• [What is being asked] Work out how many lines in these entries include the string "plant", and give only that figure.
╭─ Data shown
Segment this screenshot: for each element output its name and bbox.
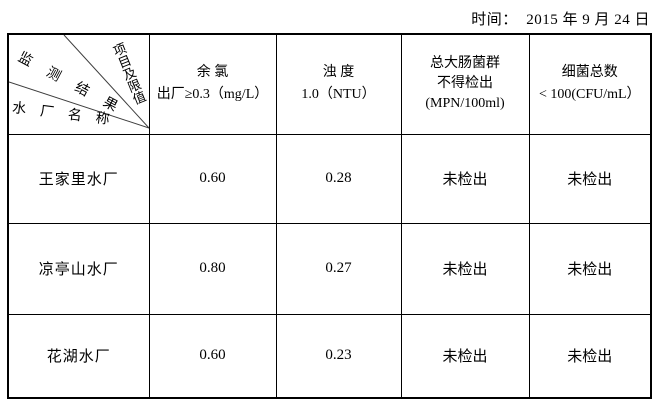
column-header-line: 总大肠菌群 [430,56,500,72]
table-row-huahu: 花湖水厂 0.60 0.23 未检出 未检出 [7,313,652,399]
column-header-turbidity: 浊 度 1.0（NTU） [275,33,402,135]
column-header-line: (MPN/100ml) [425,96,505,112]
diagonal-lines [9,35,148,129]
value-cell: 未检出 [400,313,530,399]
plant-name-cell: 花湖水厂 [7,313,150,399]
plant-name-cell: 王家里水厂 [7,133,150,224]
report-date: 时间： 2015 年 9 月 24 日 [471,12,650,28]
table-row-liangtingshan: 凉亭山水厂 0.80 0.27 未检出 未检出 [7,222,652,315]
value-cell: 0.28 [275,133,402,224]
column-header-line: 不得检出 [437,76,493,92]
value-cell: 0.60 [148,313,277,399]
value-cell: 未检出 [400,133,530,224]
column-header-line: 1.0（NTU） [301,87,376,103]
value-cell: 未检出 [400,222,530,315]
value-cell: 0.60 [148,133,277,224]
value-cell: 0.27 [275,222,402,315]
value-cell: 未检出 [528,313,652,399]
plant-name-cell: 凉亭山水厂 [7,222,150,315]
water-quality-table: 项目及限值 监测结果 水厂名称 余 氯 出厂≥0.3（mg/L） 浊 度 1.0… [7,33,652,399]
column-header-line: 浊 度 [322,65,355,81]
value-cell: 0.23 [275,313,402,399]
corner-header-cell: 项目及限值 监测结果 水厂名称 [7,33,150,135]
column-header-coliform: 总大肠菌群 不得检出 (MPN/100ml) [400,33,530,135]
column-header-bacteria: 细菌总数 < 100(CFU/mL） [528,33,652,135]
header-row: 项目及限值 监测结果 水厂名称 余 氯 出厂≥0.3（mg/L） 浊 度 1.0… [7,33,652,135]
table-row-wangjiali: 王家里水厂 0.60 0.28 未检出 未检出 [7,133,652,224]
column-header-line: 出厂≥0.3（mg/L） [156,87,269,103]
value-cell: 未检出 [528,222,652,315]
column-header-line: < 100(CFU/mL） [538,87,641,103]
value-cell: 未检出 [528,133,652,224]
column-header-line: 细菌总数 [561,65,618,81]
column-header-chlorine: 余 氯 出厂≥0.3（mg/L） [148,33,277,135]
diagonal-line-lower [9,81,148,129]
column-header-line: 余 氯 [196,65,229,81]
diagonal-line-upper [63,35,148,128]
value-cell: 0.80 [148,222,277,315]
╰─
• [Exercise output] 3